Take the listing and print it in full, exactly as given.

━━ PROVIDED RECORDS ━━

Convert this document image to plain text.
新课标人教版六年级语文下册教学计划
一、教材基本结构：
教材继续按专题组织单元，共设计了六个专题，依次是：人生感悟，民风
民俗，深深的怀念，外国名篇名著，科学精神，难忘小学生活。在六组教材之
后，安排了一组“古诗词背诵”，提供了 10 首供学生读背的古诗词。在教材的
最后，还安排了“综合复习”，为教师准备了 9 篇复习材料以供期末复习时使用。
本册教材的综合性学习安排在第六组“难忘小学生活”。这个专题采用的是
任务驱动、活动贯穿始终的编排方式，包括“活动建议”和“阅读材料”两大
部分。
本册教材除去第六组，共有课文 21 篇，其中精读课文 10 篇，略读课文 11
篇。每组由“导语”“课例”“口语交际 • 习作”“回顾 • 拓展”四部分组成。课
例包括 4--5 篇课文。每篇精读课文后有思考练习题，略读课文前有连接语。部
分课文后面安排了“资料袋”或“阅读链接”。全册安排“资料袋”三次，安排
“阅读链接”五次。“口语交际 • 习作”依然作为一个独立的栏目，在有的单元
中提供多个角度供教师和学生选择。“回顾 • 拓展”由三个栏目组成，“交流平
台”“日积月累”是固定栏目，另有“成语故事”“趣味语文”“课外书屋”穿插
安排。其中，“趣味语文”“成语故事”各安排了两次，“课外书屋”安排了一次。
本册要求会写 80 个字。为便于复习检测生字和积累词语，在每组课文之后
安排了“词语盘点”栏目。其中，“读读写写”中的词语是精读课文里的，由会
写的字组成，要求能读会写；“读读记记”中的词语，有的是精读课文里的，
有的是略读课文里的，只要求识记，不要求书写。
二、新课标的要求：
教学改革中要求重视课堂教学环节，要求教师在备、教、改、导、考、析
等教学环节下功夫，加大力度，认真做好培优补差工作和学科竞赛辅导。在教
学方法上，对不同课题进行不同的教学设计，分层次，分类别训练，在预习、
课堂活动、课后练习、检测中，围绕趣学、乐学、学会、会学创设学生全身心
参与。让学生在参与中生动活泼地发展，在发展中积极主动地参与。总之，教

━━━

> **EXERCISE ANSWER**:
Convert this document image to plain text.
新课标人教版六年级语文下册教学计划
一、教材基本结构：
教材继续按专题组织单元，共设计了六个专题，依次是：人生感悟，民风
民俗，深深的怀念，外国名篇名著，科学精神，难忘小学生活。在六组教材之
后，安排了一组“古诗词背诵”，提供了 10 首供学生读背的古诗词。在教材的
最后，还安排了“综合复习”，为教师准备了 9 篇复习材料以供期末复习时使用。
本册教材的综合性学习安排在第六组“难忘小学生活”。这个专题采用的是
任务驱动、活动贯穿始终的编排方式，包括“活动建议”和“阅读材料”两大
部分。
本册教材除去第六组，共有课文 21 篇，其中精读课文 10 篇，略读课文 11
篇。每组由“导语”“课例”“口语交际 • 习作”“回顾 • 拓展”四部分组成。课
例包括 4--5 篇课文。每篇精读课文后有思考练习题，略读课文前有连接语。部
分课文后面安排了“资料袋”或“阅读链接”。全册安排“资料袋”三次，安排
“阅读链接”五次。“口语交际 • 习作”依然作为一个独立的栏目，在有的单元
中提供多个角度供教师和学生选择。“回顾 • 拓展”由三个栏目组成，“交流平
台”“日积月累”是固定栏目，另有“成语故事”“趣味语文”“课外书屋”穿插
安排。其中，“趣味语文”“成语故事”各安排了两次，“课外书屋”安排了一次。
本册要求会写 80 个字。为便于复习检测生字和积累词语，在每组课文之后
安排了“词语盘点”栏目。其中，“读读写写”中的词语是精读课文里的，由会
写的字组成，要求能读会写；“读读记记”中的词语，有的是精读课文里的，
有的是略读课文里的，只要求识记，不要求书写。
二、新课标的要求：
教学改革中要求重视课堂教学环节，要求教师在备、教、改、导、考、析
等教学环节下功夫，加大力度，认真做好培优补差工作和学科竞赛辅导。在教
学方法上，对不同课题进行不同的教学设计，分层次，分类别训练，在预习、
课堂活动、课后练习、检测中，围绕趣学、乐学、学会、会学创设学生全身心
参与。让学生在参与中生动活泼地发展，在发展中积极主动地参与。总之，教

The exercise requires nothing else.